## Start
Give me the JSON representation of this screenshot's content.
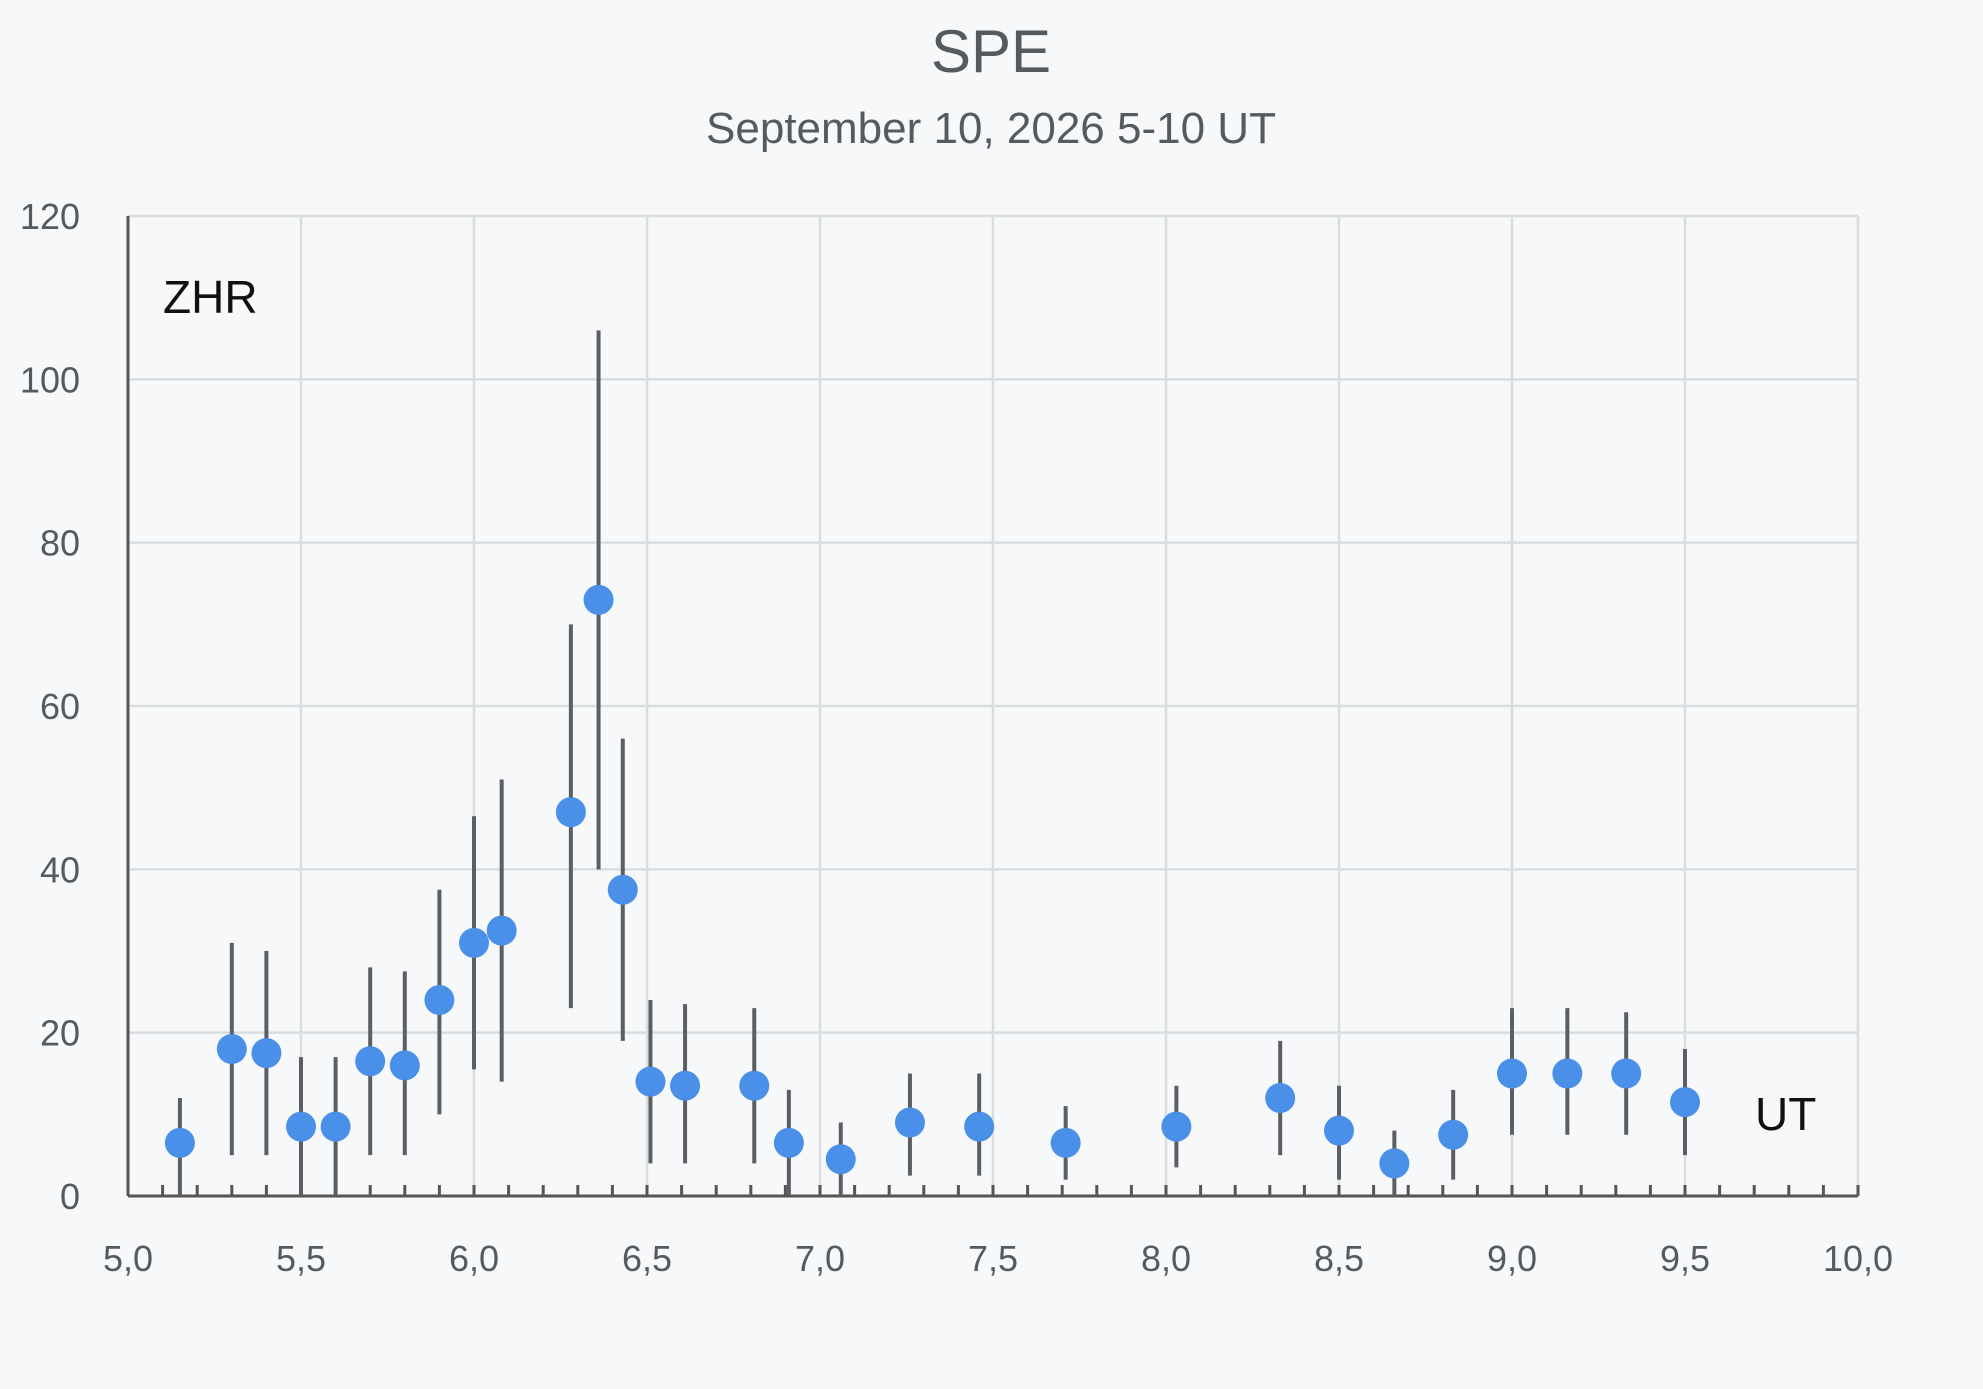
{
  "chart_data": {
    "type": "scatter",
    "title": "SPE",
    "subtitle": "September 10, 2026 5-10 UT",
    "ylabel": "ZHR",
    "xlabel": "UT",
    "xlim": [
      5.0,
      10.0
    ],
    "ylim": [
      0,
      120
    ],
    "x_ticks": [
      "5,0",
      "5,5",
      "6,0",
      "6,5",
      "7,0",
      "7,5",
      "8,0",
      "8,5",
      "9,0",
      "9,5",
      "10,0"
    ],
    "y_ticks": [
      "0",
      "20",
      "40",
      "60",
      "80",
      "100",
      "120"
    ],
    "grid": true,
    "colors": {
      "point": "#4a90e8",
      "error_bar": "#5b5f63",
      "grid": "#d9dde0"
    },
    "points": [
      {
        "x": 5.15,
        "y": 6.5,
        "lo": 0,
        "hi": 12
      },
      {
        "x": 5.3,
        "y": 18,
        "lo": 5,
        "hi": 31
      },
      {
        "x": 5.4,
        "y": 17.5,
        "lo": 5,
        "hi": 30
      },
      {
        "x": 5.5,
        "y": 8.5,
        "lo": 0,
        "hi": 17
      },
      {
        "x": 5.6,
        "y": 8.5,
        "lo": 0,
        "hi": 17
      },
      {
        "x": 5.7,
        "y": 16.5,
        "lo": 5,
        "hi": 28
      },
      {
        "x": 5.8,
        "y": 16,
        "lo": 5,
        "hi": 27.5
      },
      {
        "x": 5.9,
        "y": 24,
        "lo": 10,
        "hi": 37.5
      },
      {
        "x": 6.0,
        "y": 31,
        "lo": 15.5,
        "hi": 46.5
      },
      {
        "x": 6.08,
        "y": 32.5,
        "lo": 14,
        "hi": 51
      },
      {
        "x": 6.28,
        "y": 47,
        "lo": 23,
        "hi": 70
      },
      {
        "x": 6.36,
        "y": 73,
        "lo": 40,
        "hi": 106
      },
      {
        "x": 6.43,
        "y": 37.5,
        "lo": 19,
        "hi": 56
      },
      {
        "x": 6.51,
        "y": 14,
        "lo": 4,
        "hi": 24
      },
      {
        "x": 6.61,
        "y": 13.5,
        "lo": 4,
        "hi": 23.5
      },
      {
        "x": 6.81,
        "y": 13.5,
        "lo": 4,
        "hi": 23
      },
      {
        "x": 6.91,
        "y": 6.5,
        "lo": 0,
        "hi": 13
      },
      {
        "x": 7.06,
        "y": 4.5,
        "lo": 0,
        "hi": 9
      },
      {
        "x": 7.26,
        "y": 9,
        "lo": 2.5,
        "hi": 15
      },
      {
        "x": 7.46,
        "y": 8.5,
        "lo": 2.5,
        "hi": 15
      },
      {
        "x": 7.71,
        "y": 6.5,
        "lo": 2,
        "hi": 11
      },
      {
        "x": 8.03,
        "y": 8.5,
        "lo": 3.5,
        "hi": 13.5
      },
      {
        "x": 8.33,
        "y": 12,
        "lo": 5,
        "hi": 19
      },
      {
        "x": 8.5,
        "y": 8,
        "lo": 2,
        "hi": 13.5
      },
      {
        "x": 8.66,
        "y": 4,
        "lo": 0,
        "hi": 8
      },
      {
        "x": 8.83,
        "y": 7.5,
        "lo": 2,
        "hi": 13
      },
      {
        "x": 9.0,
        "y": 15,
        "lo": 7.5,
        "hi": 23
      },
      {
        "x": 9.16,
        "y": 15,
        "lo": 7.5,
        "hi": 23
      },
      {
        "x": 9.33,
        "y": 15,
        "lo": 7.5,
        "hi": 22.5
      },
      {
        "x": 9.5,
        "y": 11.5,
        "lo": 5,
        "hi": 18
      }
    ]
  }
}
## End
## Start
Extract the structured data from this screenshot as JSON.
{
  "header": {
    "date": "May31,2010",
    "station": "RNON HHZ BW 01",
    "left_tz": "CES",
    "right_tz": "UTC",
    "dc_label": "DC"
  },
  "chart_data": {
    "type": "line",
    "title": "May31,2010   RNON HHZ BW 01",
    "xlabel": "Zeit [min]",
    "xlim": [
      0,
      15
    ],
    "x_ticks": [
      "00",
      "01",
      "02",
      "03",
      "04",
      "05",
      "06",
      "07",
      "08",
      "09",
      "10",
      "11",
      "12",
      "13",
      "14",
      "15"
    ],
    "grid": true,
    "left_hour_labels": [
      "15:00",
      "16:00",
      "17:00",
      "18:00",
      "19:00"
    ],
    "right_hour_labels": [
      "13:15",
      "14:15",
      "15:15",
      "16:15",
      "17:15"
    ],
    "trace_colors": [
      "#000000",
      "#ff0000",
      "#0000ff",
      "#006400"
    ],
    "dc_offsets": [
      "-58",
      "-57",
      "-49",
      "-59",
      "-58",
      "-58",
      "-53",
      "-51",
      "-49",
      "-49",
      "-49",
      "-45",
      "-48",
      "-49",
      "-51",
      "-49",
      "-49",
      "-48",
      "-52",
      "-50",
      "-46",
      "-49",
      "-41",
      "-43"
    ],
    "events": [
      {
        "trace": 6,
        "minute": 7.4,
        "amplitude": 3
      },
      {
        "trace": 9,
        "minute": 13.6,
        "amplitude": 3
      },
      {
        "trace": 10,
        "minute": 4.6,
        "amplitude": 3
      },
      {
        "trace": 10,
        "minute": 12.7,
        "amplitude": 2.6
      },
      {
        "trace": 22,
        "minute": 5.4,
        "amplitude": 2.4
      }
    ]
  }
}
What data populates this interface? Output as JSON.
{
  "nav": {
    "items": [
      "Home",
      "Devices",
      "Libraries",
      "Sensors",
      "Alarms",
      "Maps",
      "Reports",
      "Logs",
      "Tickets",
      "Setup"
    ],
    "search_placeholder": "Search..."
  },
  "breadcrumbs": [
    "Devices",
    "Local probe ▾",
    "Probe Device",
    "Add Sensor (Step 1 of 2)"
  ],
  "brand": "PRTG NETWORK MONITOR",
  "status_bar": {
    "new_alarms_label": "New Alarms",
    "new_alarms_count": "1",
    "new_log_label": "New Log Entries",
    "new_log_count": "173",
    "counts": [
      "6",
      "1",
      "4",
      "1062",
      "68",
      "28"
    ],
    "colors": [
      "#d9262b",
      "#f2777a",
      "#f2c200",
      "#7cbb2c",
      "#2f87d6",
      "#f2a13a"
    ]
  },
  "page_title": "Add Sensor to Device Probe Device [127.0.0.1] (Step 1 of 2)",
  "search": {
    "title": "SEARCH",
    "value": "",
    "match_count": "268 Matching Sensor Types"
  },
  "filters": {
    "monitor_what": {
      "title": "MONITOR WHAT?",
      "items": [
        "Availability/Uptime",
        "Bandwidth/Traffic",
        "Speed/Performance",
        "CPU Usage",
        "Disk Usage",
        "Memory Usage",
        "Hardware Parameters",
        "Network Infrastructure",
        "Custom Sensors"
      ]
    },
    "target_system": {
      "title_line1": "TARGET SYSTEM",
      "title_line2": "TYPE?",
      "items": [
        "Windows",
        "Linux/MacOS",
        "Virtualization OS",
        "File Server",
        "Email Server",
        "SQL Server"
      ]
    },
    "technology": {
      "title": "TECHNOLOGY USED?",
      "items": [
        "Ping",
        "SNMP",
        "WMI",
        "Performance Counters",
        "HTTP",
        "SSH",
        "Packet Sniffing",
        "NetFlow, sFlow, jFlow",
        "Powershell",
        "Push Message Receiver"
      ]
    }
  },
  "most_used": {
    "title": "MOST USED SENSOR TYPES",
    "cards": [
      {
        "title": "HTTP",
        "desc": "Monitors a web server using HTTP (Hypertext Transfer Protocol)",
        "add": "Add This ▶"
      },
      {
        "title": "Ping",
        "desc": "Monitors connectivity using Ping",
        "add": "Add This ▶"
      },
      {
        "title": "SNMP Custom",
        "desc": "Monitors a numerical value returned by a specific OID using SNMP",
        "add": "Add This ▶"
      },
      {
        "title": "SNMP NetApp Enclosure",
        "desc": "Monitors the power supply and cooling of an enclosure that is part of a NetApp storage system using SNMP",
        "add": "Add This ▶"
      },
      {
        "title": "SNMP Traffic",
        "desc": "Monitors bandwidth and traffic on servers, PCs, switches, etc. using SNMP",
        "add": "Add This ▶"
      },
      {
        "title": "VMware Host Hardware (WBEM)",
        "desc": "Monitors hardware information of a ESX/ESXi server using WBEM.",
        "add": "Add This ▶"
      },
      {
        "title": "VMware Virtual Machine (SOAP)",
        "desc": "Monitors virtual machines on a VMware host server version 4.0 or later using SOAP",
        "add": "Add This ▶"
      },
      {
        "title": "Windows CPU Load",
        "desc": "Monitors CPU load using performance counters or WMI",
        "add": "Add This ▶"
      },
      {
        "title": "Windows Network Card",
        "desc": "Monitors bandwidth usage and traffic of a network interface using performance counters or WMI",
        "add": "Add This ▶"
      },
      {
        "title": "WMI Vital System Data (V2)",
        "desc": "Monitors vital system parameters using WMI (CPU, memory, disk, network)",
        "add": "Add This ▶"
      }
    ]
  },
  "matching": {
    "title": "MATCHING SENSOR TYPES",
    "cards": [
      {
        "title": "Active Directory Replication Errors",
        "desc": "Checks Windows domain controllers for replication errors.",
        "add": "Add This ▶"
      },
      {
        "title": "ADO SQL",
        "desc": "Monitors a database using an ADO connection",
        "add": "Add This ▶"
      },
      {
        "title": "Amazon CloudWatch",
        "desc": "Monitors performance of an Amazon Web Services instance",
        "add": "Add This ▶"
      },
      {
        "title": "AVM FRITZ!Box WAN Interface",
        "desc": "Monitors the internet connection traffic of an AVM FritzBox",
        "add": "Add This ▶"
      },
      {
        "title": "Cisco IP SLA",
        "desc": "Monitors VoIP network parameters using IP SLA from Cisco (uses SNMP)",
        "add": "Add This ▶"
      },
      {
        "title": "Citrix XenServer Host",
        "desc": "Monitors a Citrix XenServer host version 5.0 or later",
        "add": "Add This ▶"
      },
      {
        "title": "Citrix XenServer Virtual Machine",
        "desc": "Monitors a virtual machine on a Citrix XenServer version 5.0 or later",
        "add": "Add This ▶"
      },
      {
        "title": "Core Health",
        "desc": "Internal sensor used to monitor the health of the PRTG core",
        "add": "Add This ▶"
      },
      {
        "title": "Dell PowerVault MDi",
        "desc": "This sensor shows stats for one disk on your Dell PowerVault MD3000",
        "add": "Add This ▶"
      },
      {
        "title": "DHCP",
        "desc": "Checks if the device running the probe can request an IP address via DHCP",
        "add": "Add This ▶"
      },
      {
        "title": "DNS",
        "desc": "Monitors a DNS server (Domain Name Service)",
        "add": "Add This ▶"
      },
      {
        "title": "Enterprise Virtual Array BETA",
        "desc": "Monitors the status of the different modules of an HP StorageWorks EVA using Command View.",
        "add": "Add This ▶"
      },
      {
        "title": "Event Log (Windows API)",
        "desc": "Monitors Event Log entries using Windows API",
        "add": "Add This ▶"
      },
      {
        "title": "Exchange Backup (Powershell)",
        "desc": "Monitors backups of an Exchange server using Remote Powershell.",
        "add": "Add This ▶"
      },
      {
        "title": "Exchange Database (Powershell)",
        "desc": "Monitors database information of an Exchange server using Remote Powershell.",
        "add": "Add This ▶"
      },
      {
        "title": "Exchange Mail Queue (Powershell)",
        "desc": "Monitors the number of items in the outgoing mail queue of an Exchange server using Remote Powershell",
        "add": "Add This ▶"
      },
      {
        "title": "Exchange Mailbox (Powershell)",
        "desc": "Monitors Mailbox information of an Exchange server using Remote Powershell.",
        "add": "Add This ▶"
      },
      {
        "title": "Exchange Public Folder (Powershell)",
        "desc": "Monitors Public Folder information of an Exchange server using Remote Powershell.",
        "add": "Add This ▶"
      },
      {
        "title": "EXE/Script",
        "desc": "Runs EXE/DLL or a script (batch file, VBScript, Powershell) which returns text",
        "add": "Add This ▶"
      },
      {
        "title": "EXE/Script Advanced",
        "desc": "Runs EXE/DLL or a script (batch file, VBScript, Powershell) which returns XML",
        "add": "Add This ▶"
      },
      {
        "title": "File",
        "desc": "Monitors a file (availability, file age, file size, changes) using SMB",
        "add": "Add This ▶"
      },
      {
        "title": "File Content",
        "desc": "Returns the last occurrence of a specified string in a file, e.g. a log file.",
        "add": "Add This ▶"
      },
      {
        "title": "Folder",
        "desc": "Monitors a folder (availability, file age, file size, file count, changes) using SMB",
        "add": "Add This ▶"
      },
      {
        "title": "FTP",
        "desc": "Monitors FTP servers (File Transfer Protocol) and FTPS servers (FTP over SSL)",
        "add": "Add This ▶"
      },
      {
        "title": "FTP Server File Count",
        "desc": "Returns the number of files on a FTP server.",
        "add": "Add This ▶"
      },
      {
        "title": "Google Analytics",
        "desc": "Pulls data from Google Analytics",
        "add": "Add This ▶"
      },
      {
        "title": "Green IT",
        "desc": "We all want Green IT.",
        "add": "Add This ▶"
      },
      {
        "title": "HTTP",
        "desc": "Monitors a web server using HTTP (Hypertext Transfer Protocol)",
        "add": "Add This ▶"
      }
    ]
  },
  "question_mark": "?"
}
## End
__The problem__.
Tally how many lines in the material above hold the word "later". Write only that number.

__Output of the exercise__.
3